§ STATED GOAL
Copy the records below in full, replacing each "interactable" with "clickable" and keeping every other character the same.

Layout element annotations
-.-.-
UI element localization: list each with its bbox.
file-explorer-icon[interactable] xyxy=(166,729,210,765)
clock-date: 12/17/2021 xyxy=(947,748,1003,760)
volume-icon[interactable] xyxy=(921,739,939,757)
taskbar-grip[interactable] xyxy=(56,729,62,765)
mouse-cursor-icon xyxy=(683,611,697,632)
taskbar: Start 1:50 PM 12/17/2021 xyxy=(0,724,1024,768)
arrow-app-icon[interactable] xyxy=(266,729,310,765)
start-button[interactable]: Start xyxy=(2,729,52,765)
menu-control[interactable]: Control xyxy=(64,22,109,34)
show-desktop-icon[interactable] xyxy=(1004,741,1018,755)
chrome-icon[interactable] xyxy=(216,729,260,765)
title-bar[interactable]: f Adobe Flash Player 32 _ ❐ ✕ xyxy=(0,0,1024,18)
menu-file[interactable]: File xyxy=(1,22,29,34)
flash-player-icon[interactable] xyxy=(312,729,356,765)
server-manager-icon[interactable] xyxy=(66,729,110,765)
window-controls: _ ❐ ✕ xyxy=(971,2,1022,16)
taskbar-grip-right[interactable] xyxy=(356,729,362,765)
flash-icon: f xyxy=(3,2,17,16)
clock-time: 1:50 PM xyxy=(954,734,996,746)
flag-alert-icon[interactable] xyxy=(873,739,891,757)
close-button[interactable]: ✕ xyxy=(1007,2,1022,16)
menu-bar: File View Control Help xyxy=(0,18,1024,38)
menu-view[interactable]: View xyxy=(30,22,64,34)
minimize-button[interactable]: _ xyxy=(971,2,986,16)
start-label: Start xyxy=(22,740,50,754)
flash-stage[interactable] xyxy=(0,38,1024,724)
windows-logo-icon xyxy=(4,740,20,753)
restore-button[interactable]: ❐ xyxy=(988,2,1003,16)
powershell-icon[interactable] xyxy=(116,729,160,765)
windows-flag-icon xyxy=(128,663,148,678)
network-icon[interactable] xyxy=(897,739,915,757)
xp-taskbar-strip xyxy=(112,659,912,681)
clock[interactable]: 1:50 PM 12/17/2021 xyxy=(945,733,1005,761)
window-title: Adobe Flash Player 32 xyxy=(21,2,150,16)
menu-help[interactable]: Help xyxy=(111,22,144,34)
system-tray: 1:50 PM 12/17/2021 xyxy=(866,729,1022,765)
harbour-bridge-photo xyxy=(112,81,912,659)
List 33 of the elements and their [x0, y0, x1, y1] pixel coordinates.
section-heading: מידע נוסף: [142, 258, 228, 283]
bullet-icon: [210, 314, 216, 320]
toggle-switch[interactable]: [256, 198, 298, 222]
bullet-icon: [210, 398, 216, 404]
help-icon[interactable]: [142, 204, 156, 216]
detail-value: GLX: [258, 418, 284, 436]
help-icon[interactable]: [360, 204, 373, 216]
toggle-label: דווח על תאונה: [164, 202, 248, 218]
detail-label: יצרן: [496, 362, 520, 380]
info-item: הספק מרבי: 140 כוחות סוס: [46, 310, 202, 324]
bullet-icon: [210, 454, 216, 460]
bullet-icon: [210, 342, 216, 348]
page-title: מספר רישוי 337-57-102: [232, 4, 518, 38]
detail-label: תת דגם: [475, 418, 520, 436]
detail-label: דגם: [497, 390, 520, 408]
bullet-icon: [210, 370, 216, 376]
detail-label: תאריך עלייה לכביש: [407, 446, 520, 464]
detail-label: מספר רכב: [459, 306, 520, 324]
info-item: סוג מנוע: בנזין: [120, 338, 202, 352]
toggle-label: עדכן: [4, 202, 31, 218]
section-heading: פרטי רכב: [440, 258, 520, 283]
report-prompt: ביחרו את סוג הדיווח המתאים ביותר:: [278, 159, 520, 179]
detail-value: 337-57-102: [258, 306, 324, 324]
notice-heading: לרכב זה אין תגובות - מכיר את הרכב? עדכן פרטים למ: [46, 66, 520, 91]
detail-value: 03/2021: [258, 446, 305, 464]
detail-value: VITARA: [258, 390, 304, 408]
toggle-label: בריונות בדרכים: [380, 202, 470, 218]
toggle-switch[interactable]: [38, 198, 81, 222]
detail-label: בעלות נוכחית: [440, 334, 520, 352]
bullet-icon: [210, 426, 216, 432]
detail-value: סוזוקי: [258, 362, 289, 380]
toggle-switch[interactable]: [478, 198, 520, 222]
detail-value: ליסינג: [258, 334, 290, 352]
-.-.-
§ EXPECTED ANSWER
UI element localization: list each with its bbox.
file-explorer-icon[clickable] xyxy=(166,729,210,765)
clock-date: 12/17/2021 xyxy=(947,748,1003,760)
volume-icon[clickable] xyxy=(921,739,939,757)
taskbar-grip[clickable] xyxy=(56,729,62,765)
mouse-cursor-icon xyxy=(683,611,697,632)
taskbar: Start 1:50 PM 12/17/2021 xyxy=(0,724,1024,768)
arrow-app-icon[clickable] xyxy=(266,729,310,765)
start-button[clickable]: Start xyxy=(2,729,52,765)
menu-control[clickable]: Control xyxy=(64,22,109,34)
show-desktop-icon[clickable] xyxy=(1004,741,1018,755)
chrome-icon[clickable] xyxy=(216,729,260,765)
title-bar[clickable]: f Adobe Flash Player 32 _ ❐ ✕ xyxy=(0,0,1024,18)
menu-file[clickable]: File xyxy=(1,22,29,34)
flash-player-icon[clickable] xyxy=(312,729,356,765)
server-manager-icon[clickable] xyxy=(66,729,110,765)
window-controls: _ ❐ ✕ xyxy=(971,2,1022,16)
taskbar-grip-right[clickable] xyxy=(356,729,362,765)
flash-icon: f xyxy=(3,2,17,16)
clock-time: 1:50 PM xyxy=(954,734,996,746)
flag-alert-icon[clickable] xyxy=(873,739,891,757)
close-button[clickable]: ✕ xyxy=(1007,2,1022,16)
menu-bar: File View Control Help xyxy=(0,18,1024,38)
menu-view[clickable]: View xyxy=(30,22,64,34)
minimize-button[clickable]: _ xyxy=(971,2,986,16)
start-label: Start xyxy=(22,740,50,754)
flash-stage[clickable] xyxy=(0,38,1024,724)
windows-logo-icon xyxy=(4,740,20,753)
restore-button[clickable]: ❐ xyxy=(988,2,1003,16)
powershell-icon[clickable] xyxy=(116,729,160,765)
windows-flag-icon xyxy=(128,663,148,678)
network-icon[clickable] xyxy=(897,739,915,757)
xp-taskbar-strip xyxy=(112,659,912,681)
clock[clickable]: 1:50 PM 12/17/2021 xyxy=(945,733,1005,761)
window-title: Adobe Flash Player 32 xyxy=(21,2,150,16)
menu-help[clickable]: Help xyxy=(111,22,144,34)
system-tray: 1:50 PM 12/17/2021 xyxy=(866,729,1022,765)
harbour-bridge-photo xyxy=(112,81,912,659)
List 33 of the elements and their [x0, y0, x1, y1] pixel coordinates.
section-heading: מידע נוסף: [142, 258, 228, 283]
bullet-icon: [210, 314, 216, 320]
toggle-switch[clickable]: [256, 198, 298, 222]
bullet-icon: [210, 398, 216, 404]
help-icon[clickable]: [142, 204, 156, 216]
detail-value: GLX: [258, 418, 284, 436]
help-icon[clickable]: [360, 204, 373, 216]
toggle-label: דווח על תאונה: [164, 202, 248, 218]
detail-label: יצרן: [496, 362, 520, 380]
info-item: הספק מרבי: 140 כוחות סוס: [46, 310, 202, 324]
bullet-icon: [210, 454, 216, 460]
bullet-icon: [210, 342, 216, 348]
page-title: מספר רישוי 337-57-102: [232, 4, 518, 38]
detail-label: תת דגם: [475, 418, 520, 436]
detail-label: דגם: [497, 390, 520, 408]
bullet-icon: [210, 370, 216, 376]
detail-label: תאריך עלייה לכביש: [407, 446, 520, 464]
detail-label: מספר רכב: [459, 306, 520, 324]
info-item: סוג מנוע: בנזין: [120, 338, 202, 352]
toggle-label: עדכן: [4, 202, 31, 218]
section-heading: פרטי רכב: [440, 258, 520, 283]
report-prompt: ביחרו את סוג הדיווח המתאים ביותר:: [278, 159, 520, 179]
detail-value: 337-57-102: [258, 306, 324, 324]
notice-heading: לרכב זה אין תגובות - מכיר את הרכב? עדכן פרטים למ: [46, 66, 520, 91]
detail-value: 03/2021: [258, 446, 305, 464]
detail-value: VITARA: [258, 390, 304, 408]
toggle-label: בריונות בדרכים: [380, 202, 470, 218]
toggle-switch[clickable]: [38, 198, 81, 222]
detail-label: בעלות נוכחית: [440, 334, 520, 352]
bullet-icon: [210, 426, 216, 432]
detail-value: סוזוקי: [258, 362, 289, 380]
toggle-switch[clickable]: [478, 198, 520, 222]
detail-value: ליסינג: [258, 334, 290, 352]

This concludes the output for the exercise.